Which lines include the word "criteria"? Copy each of them.

begin Entries supplied

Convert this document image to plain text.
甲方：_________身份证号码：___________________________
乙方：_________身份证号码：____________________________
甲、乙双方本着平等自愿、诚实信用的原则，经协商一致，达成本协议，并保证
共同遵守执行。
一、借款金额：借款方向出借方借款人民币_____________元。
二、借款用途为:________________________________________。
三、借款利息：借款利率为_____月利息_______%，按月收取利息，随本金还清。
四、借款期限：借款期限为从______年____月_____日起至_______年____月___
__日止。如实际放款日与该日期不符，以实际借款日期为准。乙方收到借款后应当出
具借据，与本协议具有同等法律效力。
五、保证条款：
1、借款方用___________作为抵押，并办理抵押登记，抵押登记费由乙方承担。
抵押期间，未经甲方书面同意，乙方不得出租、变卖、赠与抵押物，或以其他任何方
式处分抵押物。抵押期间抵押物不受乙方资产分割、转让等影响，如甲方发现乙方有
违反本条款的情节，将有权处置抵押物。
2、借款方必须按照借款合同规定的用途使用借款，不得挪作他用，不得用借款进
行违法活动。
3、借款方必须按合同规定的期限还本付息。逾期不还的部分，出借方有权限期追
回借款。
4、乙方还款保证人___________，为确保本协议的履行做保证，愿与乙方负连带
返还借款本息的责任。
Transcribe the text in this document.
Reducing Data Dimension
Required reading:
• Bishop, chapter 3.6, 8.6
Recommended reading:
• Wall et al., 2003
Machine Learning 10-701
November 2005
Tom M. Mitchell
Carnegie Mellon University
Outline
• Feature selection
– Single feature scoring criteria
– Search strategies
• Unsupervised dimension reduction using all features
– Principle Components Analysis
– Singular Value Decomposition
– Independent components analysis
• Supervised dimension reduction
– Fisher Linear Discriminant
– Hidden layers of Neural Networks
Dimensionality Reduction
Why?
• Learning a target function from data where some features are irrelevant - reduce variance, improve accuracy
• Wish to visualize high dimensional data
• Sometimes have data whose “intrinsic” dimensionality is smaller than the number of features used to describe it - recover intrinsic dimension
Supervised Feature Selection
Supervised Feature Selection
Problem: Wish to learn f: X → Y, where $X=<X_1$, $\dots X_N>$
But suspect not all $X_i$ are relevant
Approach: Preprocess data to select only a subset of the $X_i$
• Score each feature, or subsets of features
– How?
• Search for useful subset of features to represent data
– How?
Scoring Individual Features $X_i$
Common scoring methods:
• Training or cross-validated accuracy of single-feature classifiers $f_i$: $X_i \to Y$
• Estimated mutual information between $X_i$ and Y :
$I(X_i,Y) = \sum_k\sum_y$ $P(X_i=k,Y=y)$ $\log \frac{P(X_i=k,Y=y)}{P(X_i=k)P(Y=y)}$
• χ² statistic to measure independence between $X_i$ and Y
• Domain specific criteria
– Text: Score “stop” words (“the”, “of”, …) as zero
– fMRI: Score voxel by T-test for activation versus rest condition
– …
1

end Entries supplied

Result below:
– Single feature scoring criteria
• Domain specific criteria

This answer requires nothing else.